Part of a data file
^^^^^^^^^^^^^^^^

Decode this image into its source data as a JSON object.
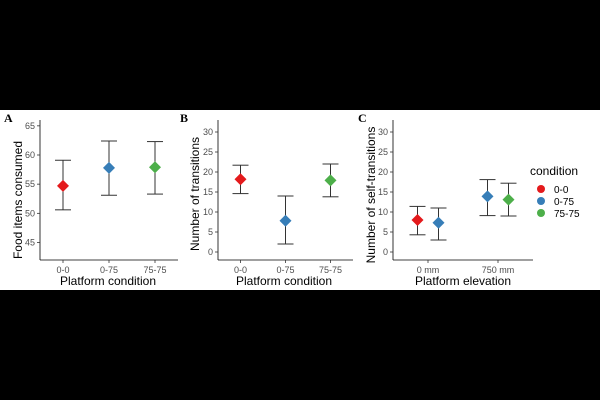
{
  "legend": {
    "title": "condition",
    "items": [
      {
        "label": "0-0",
        "color": "#E41A1C"
      },
      {
        "label": "0-75",
        "color": "#377EB8"
      },
      {
        "label": "75-75",
        "color": "#4DAF4A"
      }
    ]
  },
  "chart_data": [
    {
      "panel": "A",
      "type": "scatter",
      "categories": [
        "0-0",
        "0-75",
        "75-75"
      ],
      "xlabel": "Platform condition",
      "ylabel": "Food items consumed",
      "ylim": [
        42,
        66
      ],
      "yticks": [
        45,
        50,
        55,
        60,
        65
      ],
      "series": [
        {
          "name": "0-0",
          "color": "#E41A1C",
          "x": "0-0",
          "mean": 54.7,
          "low": 50.6,
          "high": 59.1
        },
        {
          "name": "0-75",
          "color": "#377EB8",
          "x": "0-75",
          "mean": 57.8,
          "low": 53.1,
          "high": 62.4
        },
        {
          "name": "75-75",
          "color": "#4DAF4A",
          "x": "75-75",
          "mean": 57.9,
          "low": 53.3,
          "high": 62.3
        }
      ]
    },
    {
      "panel": "B",
      "type": "scatter",
      "categories": [
        "0-0",
        "0-75",
        "75-75"
      ],
      "xlabel": "Platform condition",
      "ylabel": "Number of transitions",
      "ylim": [
        -2,
        33
      ],
      "yticks": [
        0,
        5,
        10,
        15,
        20,
        25,
        30
      ],
      "series": [
        {
          "name": "0-0",
          "color": "#E41A1C",
          "x": "0-0",
          "mean": 18.2,
          "low": 14.6,
          "high": 21.7
        },
        {
          "name": "0-75",
          "color": "#377EB8",
          "x": "0-75",
          "mean": 7.8,
          "low": 2.0,
          "high": 14.0
        },
        {
          "name": "75-75",
          "color": "#4DAF4A",
          "x": "75-75",
          "mean": 17.9,
          "low": 13.8,
          "high": 22.0
        }
      ]
    },
    {
      "panel": "C",
      "type": "scatter",
      "categories": [
        "0 mm",
        "750 mm"
      ],
      "xlabel": "Platform elevation",
      "ylabel": "Number of self-transitions",
      "ylim": [
        -2,
        33
      ],
      "yticks": [
        0,
        5,
        10,
        15,
        20,
        25,
        30
      ],
      "series": [
        {
          "name": "0-0",
          "color": "#E41A1C",
          "x": "0 mm",
          "offset": -0.15,
          "mean": 8.0,
          "low": 4.3,
          "high": 11.4
        },
        {
          "name": "0-75",
          "color": "#377EB8",
          "x": "0 mm",
          "offset": 0.15,
          "mean": 7.3,
          "low": 3.0,
          "high": 11.0
        },
        {
          "name": "0-75",
          "color": "#377EB8",
          "x": "750 mm",
          "offset": -0.15,
          "mean": 13.9,
          "low": 9.1,
          "high": 18.1
        },
        {
          "name": "75-75",
          "color": "#4DAF4A",
          "x": "750 mm",
          "offset": 0.15,
          "mean": 13.1,
          "low": 9.0,
          "high": 17.2
        }
      ]
    }
  ]
}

^^^^^^^^^^^^^^^^

▶ **EXERCISE BRIEF**: Restate the whole listing above exactly, except for its images.

▶ **RESULT BELOW**:
Decode this image into its source data as a JSON object.
{
  "legend": {
    "title": "condition",
    "items": [
      {
        "label": "0-0",
        "color": "#E41A1C"
      },
      {
        "label": "0-75",
        "color": "#377EB8"
      },
      {
        "label": "75-75",
        "color": "#4DAF4A"
      }
    ]
  },
  "chart_data": [
    {
      "panel": "A",
      "type": "scatter",
      "categories": [
        "0-0",
        "0-75",
        "75-75"
      ],
      "xlabel": "Platform condition",
      "ylabel": "Food items consumed",
      "ylim": [
        42,
        66
      ],
      "yticks": [
        45,
        50,
        55,
        60,
        65
      ],
      "series": [
        {
          "name": "0-0",
          "color": "#E41A1C",
          "x": "0-0",
          "mean": 54.7,
          "low": 50.6,
          "high": 59.1
        },
        {
          "name": "0-75",
          "color": "#377EB8",
          "x": "0-75",
          "mean": 57.8,
          "low": 53.1,
          "high": 62.4
        },
        {
          "name": "75-75",
          "color": "#4DAF4A",
          "x": "75-75",
          "mean": 57.9,
          "low": 53.3,
          "high": 62.3
        }
      ]
    },
    {
      "panel": "B",
      "type": "scatter",
      "categories": [
        "0-0",
        "0-75",
        "75-75"
      ],
      "xlabel": "Platform condition",
      "ylabel": "Number of transitions",
      "ylim": [
        -2,
        33
      ],
      "yticks": [
        0,
        5,
        10,
        15,
        20,
        25,
        30
      ],
      "series": [
        {
          "name": "0-0",
          "color": "#E41A1C",
          "x": "0-0",
          "mean": 18.2,
          "low": 14.6,
          "high": 21.7
        },
        {
          "name": "0-75",
          "color": "#377EB8",
          "x": "0-75",
          "mean": 7.8,
          "low": 2.0,
          "high": 14.0
        },
        {
          "name": "75-75",
          "color": "#4DAF4A",
          "x": "75-75",
          "mean": 17.9,
          "low": 13.8,
          "high": 22.0
        }
      ]
    },
    {
      "panel": "C",
      "type": "scatter",
      "categories": [
        "0 mm",
        "750 mm"
      ],
      "xlabel": "Platform elevation",
      "ylabel": "Number of self-transitions",
      "ylim": [
        -2,
        33
      ],
      "yticks": [
        0,
        5,
        10,
        15,
        20,
        25,
        30
      ],
      "series": [
        {
          "name": "0-0",
          "color": "#E41A1C",
          "x": "0 mm",
          "offset": -0.15,
          "mean": 8.0,
          "low": 4.3,
          "high": 11.4
        },
        {
          "name": "0-75",
          "color": "#377EB8",
          "x": "0 mm",
          "offset": 0.15,
          "mean": 7.3,
          "low": 3.0,
          "high": 11.0
        },
        {
          "name": "0-75",
          "color": "#377EB8",
          "x": "750 mm",
          "offset": -0.15,
          "mean": 13.9,
          "low": 9.1,
          "high": 18.1
        },
        {
          "name": "75-75",
          "color": "#4DAF4A",
          "x": "750 mm",
          "offset": 0.15,
          "mean": 13.1,
          "low": 9.0,
          "high": 17.2
        }
      ]
    }
  ]
}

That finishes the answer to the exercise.